Find all the lines with "Explorer" and gather them.

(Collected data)
━━━━

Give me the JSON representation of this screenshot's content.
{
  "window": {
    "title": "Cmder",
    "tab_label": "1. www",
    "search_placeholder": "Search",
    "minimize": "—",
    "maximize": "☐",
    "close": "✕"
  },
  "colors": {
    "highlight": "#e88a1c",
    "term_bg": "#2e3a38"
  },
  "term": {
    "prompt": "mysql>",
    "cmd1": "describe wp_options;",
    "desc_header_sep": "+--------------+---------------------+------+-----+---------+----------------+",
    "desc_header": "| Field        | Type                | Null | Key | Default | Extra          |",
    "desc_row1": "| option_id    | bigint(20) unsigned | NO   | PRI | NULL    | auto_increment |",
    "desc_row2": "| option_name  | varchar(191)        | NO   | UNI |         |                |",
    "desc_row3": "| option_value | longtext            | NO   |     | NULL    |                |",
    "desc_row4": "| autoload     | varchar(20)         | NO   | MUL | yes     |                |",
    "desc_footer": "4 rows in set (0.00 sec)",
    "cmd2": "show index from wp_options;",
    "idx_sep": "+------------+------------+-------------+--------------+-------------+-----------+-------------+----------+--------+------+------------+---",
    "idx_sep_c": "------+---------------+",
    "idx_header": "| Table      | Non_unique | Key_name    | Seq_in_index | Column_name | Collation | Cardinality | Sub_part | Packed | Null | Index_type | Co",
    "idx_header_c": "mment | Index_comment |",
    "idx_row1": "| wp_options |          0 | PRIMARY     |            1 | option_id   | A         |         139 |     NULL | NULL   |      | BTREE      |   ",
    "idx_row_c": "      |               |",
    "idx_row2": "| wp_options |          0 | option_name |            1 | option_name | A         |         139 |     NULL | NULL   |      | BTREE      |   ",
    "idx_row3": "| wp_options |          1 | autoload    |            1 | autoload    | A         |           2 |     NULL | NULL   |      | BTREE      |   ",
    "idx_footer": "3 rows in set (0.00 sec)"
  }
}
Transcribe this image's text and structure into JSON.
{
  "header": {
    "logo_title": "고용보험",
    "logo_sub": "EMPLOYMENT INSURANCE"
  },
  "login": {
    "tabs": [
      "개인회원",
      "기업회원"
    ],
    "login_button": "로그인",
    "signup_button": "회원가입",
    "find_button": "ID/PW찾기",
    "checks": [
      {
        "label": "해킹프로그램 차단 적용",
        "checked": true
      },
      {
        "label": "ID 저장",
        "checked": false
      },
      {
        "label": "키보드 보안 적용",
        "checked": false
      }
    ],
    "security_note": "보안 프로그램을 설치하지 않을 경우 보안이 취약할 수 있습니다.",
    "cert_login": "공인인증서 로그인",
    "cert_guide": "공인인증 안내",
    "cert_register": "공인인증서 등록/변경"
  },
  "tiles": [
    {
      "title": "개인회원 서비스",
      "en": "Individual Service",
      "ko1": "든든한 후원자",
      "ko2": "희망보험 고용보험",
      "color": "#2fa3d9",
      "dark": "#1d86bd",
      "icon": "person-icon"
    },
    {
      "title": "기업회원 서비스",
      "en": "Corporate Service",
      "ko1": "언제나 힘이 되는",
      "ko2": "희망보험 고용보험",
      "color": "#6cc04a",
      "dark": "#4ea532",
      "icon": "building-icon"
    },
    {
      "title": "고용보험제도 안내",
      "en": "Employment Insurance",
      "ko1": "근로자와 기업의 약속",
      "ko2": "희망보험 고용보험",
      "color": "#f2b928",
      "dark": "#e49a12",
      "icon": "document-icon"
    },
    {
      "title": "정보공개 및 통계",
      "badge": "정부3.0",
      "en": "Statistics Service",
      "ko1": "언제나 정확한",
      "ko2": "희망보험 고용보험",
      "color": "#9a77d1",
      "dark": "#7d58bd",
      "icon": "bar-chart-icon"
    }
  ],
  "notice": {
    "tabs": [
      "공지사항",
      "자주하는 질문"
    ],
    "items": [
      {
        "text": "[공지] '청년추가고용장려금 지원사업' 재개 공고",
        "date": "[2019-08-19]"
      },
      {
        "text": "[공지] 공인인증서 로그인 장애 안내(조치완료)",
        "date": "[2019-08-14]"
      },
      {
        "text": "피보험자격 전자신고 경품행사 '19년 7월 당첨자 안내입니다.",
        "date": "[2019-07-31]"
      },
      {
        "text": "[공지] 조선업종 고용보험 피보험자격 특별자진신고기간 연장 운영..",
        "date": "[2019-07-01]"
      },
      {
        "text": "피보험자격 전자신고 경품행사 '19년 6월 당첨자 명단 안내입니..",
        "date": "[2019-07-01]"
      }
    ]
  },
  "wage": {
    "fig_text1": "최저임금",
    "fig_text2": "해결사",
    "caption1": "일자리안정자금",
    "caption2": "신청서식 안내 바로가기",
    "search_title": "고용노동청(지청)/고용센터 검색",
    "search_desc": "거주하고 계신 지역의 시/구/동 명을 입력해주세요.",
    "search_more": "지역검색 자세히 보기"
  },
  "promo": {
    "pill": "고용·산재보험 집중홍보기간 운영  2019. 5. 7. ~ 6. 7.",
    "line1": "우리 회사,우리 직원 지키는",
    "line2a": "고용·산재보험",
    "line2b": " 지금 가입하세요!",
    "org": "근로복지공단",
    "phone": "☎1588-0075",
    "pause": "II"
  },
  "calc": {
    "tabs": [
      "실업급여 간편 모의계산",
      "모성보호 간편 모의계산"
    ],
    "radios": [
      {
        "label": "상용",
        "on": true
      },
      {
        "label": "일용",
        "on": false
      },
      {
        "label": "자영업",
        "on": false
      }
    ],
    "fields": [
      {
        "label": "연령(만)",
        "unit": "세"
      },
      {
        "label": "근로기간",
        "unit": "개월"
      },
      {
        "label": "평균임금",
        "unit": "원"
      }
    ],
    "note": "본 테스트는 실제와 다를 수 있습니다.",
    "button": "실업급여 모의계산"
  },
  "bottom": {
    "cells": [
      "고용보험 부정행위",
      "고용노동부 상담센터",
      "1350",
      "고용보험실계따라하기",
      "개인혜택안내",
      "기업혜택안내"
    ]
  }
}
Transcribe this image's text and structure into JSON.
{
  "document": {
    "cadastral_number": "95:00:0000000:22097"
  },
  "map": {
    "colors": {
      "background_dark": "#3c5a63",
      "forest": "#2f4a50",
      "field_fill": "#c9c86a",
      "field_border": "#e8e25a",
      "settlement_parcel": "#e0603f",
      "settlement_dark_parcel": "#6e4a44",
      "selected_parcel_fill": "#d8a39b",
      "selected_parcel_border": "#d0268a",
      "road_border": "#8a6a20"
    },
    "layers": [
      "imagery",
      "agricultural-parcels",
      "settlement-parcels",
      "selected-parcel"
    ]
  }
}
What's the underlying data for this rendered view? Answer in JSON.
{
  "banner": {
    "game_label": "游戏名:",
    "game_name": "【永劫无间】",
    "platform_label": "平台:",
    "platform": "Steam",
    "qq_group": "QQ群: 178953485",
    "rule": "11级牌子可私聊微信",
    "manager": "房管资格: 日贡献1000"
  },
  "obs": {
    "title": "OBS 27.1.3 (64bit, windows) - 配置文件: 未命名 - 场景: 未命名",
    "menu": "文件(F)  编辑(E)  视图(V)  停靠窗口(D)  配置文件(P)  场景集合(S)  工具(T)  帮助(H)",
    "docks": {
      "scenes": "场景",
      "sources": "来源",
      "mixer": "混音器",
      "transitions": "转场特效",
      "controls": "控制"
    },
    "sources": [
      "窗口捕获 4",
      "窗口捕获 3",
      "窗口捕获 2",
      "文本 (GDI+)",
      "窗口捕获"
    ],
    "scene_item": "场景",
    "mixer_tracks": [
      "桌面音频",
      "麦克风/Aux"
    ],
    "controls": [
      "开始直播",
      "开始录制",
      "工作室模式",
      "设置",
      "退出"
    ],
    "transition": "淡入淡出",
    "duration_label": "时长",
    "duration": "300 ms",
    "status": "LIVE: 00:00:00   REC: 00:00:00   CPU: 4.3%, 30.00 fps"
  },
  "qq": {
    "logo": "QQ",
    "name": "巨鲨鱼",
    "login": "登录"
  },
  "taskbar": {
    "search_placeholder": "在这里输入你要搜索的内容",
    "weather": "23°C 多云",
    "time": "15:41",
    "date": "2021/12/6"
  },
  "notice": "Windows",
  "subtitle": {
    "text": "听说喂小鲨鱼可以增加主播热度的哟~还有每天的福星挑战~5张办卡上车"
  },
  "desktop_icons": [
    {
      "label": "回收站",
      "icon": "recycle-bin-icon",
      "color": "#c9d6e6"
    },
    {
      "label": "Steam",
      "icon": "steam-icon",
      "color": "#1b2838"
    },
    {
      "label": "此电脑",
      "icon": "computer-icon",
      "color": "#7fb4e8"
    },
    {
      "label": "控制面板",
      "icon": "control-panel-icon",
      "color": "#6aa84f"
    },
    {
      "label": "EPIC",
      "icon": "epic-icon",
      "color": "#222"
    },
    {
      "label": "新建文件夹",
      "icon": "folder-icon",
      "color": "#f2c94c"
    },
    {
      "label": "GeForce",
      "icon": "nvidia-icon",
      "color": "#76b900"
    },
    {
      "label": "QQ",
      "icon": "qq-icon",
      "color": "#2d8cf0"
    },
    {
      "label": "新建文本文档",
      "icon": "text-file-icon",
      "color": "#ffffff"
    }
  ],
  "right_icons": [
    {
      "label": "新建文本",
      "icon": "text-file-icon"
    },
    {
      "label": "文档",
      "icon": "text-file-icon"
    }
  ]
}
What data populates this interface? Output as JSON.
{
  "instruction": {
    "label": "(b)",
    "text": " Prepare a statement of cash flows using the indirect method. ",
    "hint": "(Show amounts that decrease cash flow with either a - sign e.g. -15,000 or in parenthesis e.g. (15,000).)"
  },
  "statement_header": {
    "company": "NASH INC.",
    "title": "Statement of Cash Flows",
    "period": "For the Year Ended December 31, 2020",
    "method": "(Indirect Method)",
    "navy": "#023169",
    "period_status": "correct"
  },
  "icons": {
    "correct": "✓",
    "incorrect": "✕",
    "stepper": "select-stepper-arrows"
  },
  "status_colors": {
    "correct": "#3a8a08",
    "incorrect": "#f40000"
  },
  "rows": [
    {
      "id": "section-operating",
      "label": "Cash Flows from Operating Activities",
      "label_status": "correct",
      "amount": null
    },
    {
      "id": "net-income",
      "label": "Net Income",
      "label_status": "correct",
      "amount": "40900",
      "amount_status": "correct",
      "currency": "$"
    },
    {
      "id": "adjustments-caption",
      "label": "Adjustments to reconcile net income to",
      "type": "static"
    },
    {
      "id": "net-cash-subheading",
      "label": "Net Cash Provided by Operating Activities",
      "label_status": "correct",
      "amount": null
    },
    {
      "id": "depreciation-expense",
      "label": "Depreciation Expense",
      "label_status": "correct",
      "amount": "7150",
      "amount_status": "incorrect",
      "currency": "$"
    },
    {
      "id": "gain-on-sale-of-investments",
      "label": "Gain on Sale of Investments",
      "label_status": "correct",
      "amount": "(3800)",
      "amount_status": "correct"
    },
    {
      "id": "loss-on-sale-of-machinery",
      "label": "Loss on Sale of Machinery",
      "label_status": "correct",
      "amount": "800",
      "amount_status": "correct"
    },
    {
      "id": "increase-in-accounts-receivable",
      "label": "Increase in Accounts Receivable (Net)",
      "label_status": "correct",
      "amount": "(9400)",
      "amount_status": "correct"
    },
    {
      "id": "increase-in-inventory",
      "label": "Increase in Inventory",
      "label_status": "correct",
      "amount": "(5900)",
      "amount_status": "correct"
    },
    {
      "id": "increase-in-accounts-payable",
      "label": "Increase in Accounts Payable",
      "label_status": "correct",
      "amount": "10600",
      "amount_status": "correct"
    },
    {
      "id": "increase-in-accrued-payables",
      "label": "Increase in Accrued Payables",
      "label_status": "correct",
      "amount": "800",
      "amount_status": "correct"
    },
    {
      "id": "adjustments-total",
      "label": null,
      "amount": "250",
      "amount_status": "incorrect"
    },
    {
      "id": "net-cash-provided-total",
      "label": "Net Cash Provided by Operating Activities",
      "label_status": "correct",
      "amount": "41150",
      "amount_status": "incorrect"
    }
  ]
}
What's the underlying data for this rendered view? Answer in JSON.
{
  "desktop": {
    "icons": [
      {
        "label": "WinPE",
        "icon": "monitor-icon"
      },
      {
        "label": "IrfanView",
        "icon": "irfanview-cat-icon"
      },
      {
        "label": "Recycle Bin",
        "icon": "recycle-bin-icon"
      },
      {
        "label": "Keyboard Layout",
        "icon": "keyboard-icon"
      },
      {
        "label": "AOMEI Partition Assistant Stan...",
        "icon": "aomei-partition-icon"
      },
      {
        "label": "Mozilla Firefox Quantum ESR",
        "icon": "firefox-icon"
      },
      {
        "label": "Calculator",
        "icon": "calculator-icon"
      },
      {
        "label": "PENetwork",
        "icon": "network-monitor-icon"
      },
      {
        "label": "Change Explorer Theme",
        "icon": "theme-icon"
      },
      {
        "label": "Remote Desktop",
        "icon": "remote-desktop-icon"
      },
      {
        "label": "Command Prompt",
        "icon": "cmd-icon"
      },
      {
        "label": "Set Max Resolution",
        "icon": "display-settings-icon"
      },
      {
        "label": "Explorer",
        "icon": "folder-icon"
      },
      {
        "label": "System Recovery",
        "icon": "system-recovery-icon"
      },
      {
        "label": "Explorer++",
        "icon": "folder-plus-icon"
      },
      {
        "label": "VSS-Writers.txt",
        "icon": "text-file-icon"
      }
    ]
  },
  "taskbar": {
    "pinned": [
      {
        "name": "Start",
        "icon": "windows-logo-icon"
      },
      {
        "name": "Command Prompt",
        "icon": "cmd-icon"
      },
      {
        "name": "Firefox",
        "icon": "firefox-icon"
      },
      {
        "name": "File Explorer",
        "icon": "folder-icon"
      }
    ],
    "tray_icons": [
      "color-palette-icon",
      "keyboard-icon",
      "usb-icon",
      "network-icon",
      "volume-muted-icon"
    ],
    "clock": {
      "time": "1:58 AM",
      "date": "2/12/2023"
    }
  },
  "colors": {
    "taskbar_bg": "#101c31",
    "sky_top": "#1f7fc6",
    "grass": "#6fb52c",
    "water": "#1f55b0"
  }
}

━━━━

Solution to the exercise —
        "label": "Change Explorer Theme",
        "label": "Explorer",
        "label": "Explorer++",
        "name": "File Explorer",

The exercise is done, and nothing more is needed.